* **REQUEST**
Leaving out the pictures, transcribe all of the records faithfully.

(A run of records)
>> start

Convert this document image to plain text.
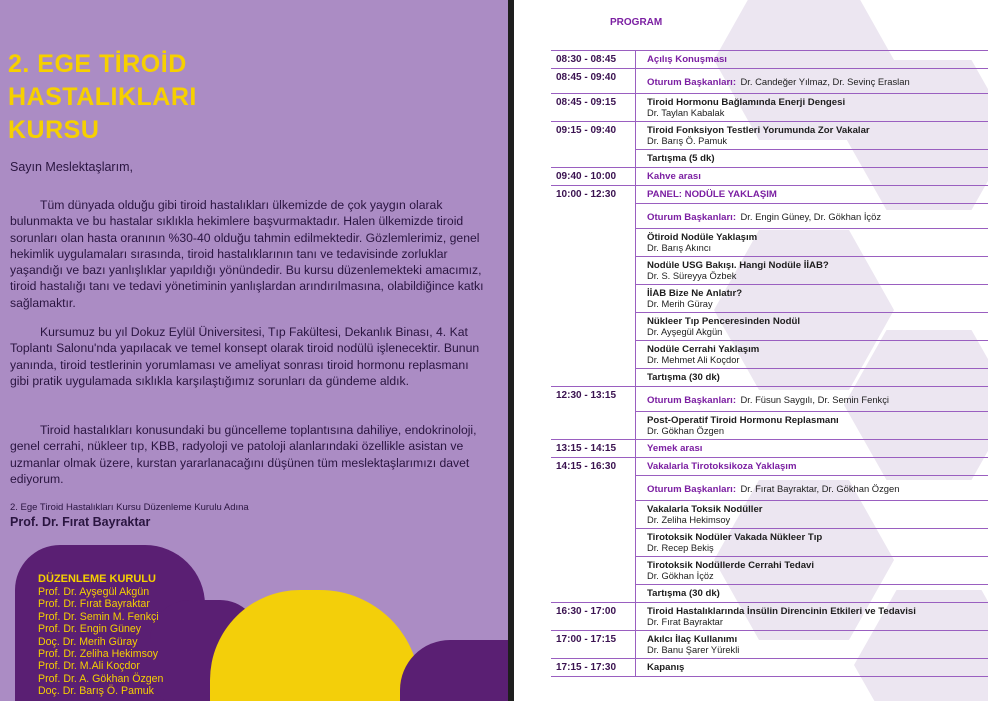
2. EGE TİROİD
HASTALIKLARI
KURSU

Sayın Meslektaşlarım,

Tüm dünyada olduğu gibi tiroid hastalıkları ülkemizde de çok yaygın olarak bulunmakta ve bu hastalar sıklıkla hekimlere başvurmaktadır. Halen ülkemizde tiroid sorunları olan hasta oranının %30-40 olduğu tahmin edilmektedir. Gözlemlerimiz, genel hekimlik uygulamaları sırasında, tiroid hastalıklarının tanı ve tedavisinde zorluklar yaşandığı ve bazı yanlışlıklar yapıldığı yönündedir. Bu kursu düzenlemekteki amacımız, tiroid hastalığı tanı ve tedavi yönetiminin yanlışlardan arındırılmasına, olabildiğince katkı sağlamaktır.

Kursumuz bu yıl Dokuz Eylül Üniversitesi, Tıp Fakültesi, Dekanlık Binası, 4. Kat Toplantı Salonu'nda yapılacak ve temel konsept olarak tiroid nodülü işlenecektir. Bunun yanında, tiroid testlerinin yorumlaması ve ameliyat sonrası tiroid hormonu replasmanı gibi pratik uygulamada sıklıkla karşılaştığımız sorunları da gündeme aldık.

Tiroid hastalıkları konusundaki bu güncelleme toplantısına dahiliye, endokrinoloji, genel cerrahi, nükleer tıp, KBB, radyoloji ve patoloji alanlarındaki özellikle asistan ve uzmanlar olmak üzere, kurstan yararlanacağını düşünen tüm meslektaşlarımızı davet ediyorum.

2. Ege Tiroid Hastalıkları Kursu Düzenleme Kurulu Adına

Prof. Dr. Fırat Bayraktar

DÜZENLEME KURULU

Prof. Dr. Ayşegül Akgün
Prof. Dr. Fırat Bayraktar
Prof. Dr. Semin M. Fenkçi
Prof. Dr. Engin Güney
Doç. Dr. Merih Güray
Prof. Dr. Zeliha Hekimsoy
Prof. Dr. M.Ali Koçdor
Prof. Dr. A. Gökhan Özgen
Doç. Dr. Barış Ö. Pamuk

PROGRAM

08:30 - 08:45	Açılış Konuşması
08:45 - 09:40	Oturum Başkanları: Dr. Candeğer Yılmaz, Dr. Sevinç Eraslan
08:45 - 09:15	Tiroid Hormonu Bağlamında Enerji Dengesi
Dr. Taylan Kabalak
09:15 - 09:40	Tiroid Fonksiyon Testleri Yorumunda Zor Vakalar
Dr. Barış Ö. Pamuk
Tartışma (5 dk)
09:40 - 10:00	Kahve arası
10:00 - 12:30	PANEL: NODÜLE YAKLAŞIM
Oturum Başkanları: Dr. Engin Güney, Dr. Gökhan İçöz
Ötiroid Nodüle Yaklaşım
Dr. Barış Akıncı
Nodüle USG Bakışı. Hangi Nodüle İİAB?
Dr. S. Süreyya Özbek
İİAB Bize Ne Anlatır?
Dr. Merih Güray
Nükleer Tıp Penceresinden Nodül
Dr. Ayşegül Akgün
Nodüle Cerrahi Yaklaşım
Dr. Mehmet Ali Koçdor
Tartışma (30 dk)
12:30 - 13:15	Oturum Başkanları: Dr. Füsun Saygılı, Dr. Semin Fenkçi
Post-Operatif Tiroid Hormonu Replasmanı
Dr. Gökhan Özgen
13:15 - 14:15	Yemek arası
14:15 - 16:30	Vakalarla Tirotoksikoza Yaklaşım
Oturum Başkanları: Dr. Fırat Bayraktar, Dr. Gökhan Özgen
Vakalarla Toksik Nodüller
Dr. Zeliha Hekimsoy
Tirotoksik Nodüler Vakada Nükleer Tıp
Dr. Recep Bekiş
Tirotoksik Nodüllerde Cerrahi Tedavi
Dr. Gökhan İçöz
Tartışma (30 dk)
16:30 - 17:00	Tiroid Hastalıklarında İnsülin Direncinin Etkileri ve Tedavisi
Dr. Fırat Bayraktar
17:00 - 17:15	Akılcı İlaç Kullanımı
Dr. Banu Şarer Yürekli
17:15 - 17:30	Kapanış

>> end

* **SOLUTION TO THE PROBLEM**
Convert this document image to plain text.
2. EGE TİROİD
HASTALIKLARI
KURSU

Sayın Meslektaşlarım,

Tüm dünyada olduğu gibi tiroid hastalıkları ülkemizde de çok yaygın olarak bulunmakta ve bu hastalar sıklıkla hekimlere başvurmaktadır. Halen ülkemizde tiroid sorunları olan hasta oranının %30-40 olduğu tahmin edilmektedir. Gözlemlerimiz, genel hekimlik uygulamaları sırasında, tiroid hastalıklarının tanı ve tedavisinde zorluklar yaşandığı ve bazı yanlışlıklar yapıldığı yönündedir. Bu kursu düzenlemekteki amacımız, tiroid hastalığı tanı ve tedavi yönetiminin yanlışlardan arındırılmasına, olabildiğince katkı sağlamaktır.

Kursumuz bu yıl Dokuz Eylül Üniversitesi, Tıp Fakültesi, Dekanlık Binası, 4. Kat Toplantı Salonu'nda yapılacak ve temel konsept olarak tiroid nodülü işlenecektir. Bunun yanında, tiroid testlerinin yorumlaması ve ameliyat sonrası tiroid hormonu replasmanı gibi pratik uygulamada sıklıkla karşılaştığımız sorunları da gündeme aldık.

Tiroid hastalıkları konusundaki bu güncelleme toplantısına dahiliye, endokrinoloji, genel cerrahi, nükleer tıp, KBB, radyoloji ve patoloji alanlarındaki özellikle asistan ve uzmanlar olmak üzere, kurstan yararlanacağını düşünen tüm meslektaşlarımızı davet ediyorum.

2. Ege Tiroid Hastalıkları Kursu Düzenleme Kurulu Adına

Prof. Dr. Fırat Bayraktar

DÜZENLEME KURULU

Prof. Dr. Ayşegül Akgün
Prof. Dr. Fırat Bayraktar
Prof. Dr. Semin M. Fenkçi
Prof. Dr. Engin Güney
Doç. Dr. Merih Güray
Prof. Dr. Zeliha Hekimsoy
Prof. Dr. M.Ali Koçdor
Prof. Dr. A. Gökhan Özgen
Doç. Dr. Barış Ö. Pamuk

PROGRAM

08:30 - 08:45	Açılış Konuşması
08:45 - 09:40	Oturum Başkanları: Dr. Candeğer Yılmaz, Dr. Sevinç Eraslan
08:45 - 09:15	Tiroid Hormonu Bağlamında Enerji Dengesi
Dr. Taylan Kabalak
09:15 - 09:40	Tiroid Fonksiyon Testleri Yorumunda Zor Vakalar
Dr. Barış Ö. Pamuk
Tartışma (5 dk)
09:40 - 10:00	Kahve arası
10:00 - 12:30	PANEL: NODÜLE YAKLAŞIM
Oturum Başkanları: Dr. Engin Güney, Dr. Gökhan İçöz
Ötiroid Nodüle Yaklaşım
Dr. Barış Akıncı
Nodüle USG Bakışı. Hangi Nodüle İİAB?
Dr. S. Süreyya Özbek
İİAB Bize Ne Anlatır?
Dr. Merih Güray
Nükleer Tıp Penceresinden Nodül
Dr. Ayşegül Akgün
Nodüle Cerrahi Yaklaşım
Dr. Mehmet Ali Koçdor
Tartışma (30 dk)
12:30 - 13:15	Oturum Başkanları: Dr. Füsun Saygılı, Dr. Semin Fenkçi
Post-Operatif Tiroid Hormonu Replasmanı
Dr. Gökhan Özgen
13:15 - 14:15	Yemek arası
14:15 - 16:30	Vakalarla Tirotoksikoza Yaklaşım
Oturum Başkanları: Dr. Fırat Bayraktar, Dr. Gökhan Özgen
Vakalarla Toksik Nodüller
Dr. Zeliha Hekimsoy
Tirotoksik Nodüler Vakada Nükleer Tıp
Dr. Recep Bekiş
Tirotoksik Nodüllerde Cerrahi Tedavi
Dr. Gökhan İçöz
Tartışma (30 dk)
16:30 - 17:00	Tiroid Hastalıklarında İnsülin Direncinin Etkileri ve Tedavisi
Dr. Fırat Bayraktar
17:00 - 17:15	Akılcı İlaç Kullanımı
Dr. Banu Şarer Yürekli
17:15 - 17:30	Kapanış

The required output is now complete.